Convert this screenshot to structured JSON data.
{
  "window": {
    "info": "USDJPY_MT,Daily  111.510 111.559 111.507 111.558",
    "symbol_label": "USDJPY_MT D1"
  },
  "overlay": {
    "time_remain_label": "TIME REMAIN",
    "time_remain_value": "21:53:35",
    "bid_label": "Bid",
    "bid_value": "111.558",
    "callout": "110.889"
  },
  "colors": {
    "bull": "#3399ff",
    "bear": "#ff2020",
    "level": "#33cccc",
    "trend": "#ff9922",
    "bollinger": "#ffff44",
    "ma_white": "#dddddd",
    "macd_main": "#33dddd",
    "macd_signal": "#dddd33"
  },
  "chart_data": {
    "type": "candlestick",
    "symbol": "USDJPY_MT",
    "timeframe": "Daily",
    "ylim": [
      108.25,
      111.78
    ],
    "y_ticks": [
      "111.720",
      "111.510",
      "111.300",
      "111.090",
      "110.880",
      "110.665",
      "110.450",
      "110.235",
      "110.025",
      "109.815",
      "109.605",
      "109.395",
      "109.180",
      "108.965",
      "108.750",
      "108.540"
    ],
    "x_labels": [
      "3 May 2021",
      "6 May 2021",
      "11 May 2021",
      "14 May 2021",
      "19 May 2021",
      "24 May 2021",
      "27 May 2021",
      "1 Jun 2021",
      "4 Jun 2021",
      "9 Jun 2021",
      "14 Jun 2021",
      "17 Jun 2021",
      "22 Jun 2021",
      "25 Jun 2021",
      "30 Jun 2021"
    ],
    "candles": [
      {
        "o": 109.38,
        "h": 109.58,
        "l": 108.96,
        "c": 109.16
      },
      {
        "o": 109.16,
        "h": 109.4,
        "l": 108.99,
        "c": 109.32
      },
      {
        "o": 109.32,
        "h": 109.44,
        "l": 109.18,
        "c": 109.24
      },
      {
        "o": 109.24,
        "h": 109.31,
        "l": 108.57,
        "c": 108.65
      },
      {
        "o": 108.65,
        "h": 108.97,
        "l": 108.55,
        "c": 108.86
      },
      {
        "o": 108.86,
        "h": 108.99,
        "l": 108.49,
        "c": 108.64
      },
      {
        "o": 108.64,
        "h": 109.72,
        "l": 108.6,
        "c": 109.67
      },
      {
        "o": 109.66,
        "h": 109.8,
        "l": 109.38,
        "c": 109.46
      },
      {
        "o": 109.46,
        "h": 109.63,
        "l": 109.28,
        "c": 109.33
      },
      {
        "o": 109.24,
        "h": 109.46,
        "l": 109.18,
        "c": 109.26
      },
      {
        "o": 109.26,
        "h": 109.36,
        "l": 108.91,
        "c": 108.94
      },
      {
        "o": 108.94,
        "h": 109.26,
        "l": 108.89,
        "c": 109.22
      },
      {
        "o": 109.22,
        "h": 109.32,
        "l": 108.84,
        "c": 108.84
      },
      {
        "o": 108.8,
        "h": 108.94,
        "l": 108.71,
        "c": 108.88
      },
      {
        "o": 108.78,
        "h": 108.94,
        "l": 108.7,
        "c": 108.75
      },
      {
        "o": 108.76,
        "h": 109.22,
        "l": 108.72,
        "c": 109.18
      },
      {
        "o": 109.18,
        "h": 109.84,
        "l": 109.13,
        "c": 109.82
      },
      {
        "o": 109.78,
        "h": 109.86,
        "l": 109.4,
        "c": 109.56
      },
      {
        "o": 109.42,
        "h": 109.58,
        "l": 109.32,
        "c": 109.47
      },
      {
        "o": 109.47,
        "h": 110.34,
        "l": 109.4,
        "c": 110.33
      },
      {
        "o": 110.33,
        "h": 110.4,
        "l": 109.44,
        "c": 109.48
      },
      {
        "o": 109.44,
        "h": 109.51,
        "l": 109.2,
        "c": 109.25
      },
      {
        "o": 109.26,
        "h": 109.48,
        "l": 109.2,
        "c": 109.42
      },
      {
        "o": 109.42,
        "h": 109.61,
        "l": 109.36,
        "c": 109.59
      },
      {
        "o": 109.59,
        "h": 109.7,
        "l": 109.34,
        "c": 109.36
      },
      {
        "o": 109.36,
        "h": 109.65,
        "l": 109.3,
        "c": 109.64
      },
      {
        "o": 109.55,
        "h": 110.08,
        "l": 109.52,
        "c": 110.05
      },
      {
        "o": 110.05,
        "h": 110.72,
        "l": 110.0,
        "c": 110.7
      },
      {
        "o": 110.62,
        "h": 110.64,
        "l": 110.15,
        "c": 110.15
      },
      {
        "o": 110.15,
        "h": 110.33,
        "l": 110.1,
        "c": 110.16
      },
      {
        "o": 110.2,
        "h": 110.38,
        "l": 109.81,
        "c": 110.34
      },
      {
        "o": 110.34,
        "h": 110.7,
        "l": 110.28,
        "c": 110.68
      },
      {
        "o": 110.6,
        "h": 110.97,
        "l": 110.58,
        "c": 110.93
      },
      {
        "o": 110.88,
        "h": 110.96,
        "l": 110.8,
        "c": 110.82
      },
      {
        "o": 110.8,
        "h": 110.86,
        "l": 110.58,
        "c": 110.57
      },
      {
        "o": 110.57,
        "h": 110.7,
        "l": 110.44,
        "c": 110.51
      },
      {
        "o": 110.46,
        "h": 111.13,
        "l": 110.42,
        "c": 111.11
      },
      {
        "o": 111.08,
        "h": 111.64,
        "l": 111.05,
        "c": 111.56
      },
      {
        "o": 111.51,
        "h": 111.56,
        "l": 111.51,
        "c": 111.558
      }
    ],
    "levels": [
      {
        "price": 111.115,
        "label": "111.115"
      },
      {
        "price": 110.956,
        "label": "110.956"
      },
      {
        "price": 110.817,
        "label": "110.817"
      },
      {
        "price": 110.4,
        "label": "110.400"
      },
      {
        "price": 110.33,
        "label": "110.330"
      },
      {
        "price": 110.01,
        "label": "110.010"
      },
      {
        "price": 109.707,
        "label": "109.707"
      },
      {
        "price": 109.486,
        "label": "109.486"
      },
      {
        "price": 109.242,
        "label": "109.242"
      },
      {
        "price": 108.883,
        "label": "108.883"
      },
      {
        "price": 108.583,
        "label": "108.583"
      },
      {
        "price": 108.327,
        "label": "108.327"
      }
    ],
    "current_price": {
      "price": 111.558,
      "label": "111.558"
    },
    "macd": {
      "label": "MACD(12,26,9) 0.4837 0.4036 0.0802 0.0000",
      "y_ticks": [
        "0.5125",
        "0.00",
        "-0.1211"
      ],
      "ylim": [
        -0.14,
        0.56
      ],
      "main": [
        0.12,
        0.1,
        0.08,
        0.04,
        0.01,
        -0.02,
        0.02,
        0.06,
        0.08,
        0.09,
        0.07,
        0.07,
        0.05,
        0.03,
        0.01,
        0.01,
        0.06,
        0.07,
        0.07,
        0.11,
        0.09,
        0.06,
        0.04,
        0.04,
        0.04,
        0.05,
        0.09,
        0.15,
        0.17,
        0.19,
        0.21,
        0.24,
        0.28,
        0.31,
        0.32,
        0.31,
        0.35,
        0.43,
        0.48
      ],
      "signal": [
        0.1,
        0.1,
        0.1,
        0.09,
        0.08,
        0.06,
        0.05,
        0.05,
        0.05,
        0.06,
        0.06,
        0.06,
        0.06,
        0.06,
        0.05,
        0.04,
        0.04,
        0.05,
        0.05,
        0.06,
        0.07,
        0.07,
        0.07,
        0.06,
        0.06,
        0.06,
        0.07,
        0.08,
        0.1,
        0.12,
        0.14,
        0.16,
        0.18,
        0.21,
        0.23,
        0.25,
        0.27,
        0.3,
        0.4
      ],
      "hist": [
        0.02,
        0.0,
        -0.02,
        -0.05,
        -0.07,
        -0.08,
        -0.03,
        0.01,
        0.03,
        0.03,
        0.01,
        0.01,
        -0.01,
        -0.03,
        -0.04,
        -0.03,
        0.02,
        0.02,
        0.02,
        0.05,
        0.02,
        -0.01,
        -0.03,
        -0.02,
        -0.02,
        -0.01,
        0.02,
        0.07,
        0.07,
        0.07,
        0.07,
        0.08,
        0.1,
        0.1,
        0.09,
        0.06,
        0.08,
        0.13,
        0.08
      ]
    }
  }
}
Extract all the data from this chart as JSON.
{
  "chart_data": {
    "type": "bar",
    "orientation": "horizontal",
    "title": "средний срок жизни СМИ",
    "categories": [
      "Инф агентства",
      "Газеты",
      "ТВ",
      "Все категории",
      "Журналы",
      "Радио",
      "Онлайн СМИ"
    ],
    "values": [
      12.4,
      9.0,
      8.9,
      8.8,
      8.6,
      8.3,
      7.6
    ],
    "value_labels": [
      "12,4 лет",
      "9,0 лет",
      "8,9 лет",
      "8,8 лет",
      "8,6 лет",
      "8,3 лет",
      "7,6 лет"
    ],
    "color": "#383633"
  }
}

□ □ □ □ □ □ □

## Exercise
Locate "Extract all the data from this chart as JSON." in the material, then quote the line that contains it and all lines after it through the final one.

## Reply
Extract all the data from this chart as JSON.
{
  "chart_data": {
    "type": "bar",
    "orientation": "horizontal",
    "title": "средний срок жизни СМИ",
    "categories": [
      "Инф агентства",
      "Газеты",
      "ТВ",
      "Все категории",
      "Журналы",
      "Радио",
      "Онлайн СМИ"
    ],
    "values": [
      12.4,
      9.0,
      8.9,
      8.8,
      8.6,
      8.3,
      7.6
    ],
    "value_labels": [
      "12,4 лет",
      "9,0 лет",
      "8,9 лет",
      "8,8 лет",
      "8,6 лет",
      "8,3 лет",
      "7,6 лет"
    ],
    "color": "#383633"
  }
}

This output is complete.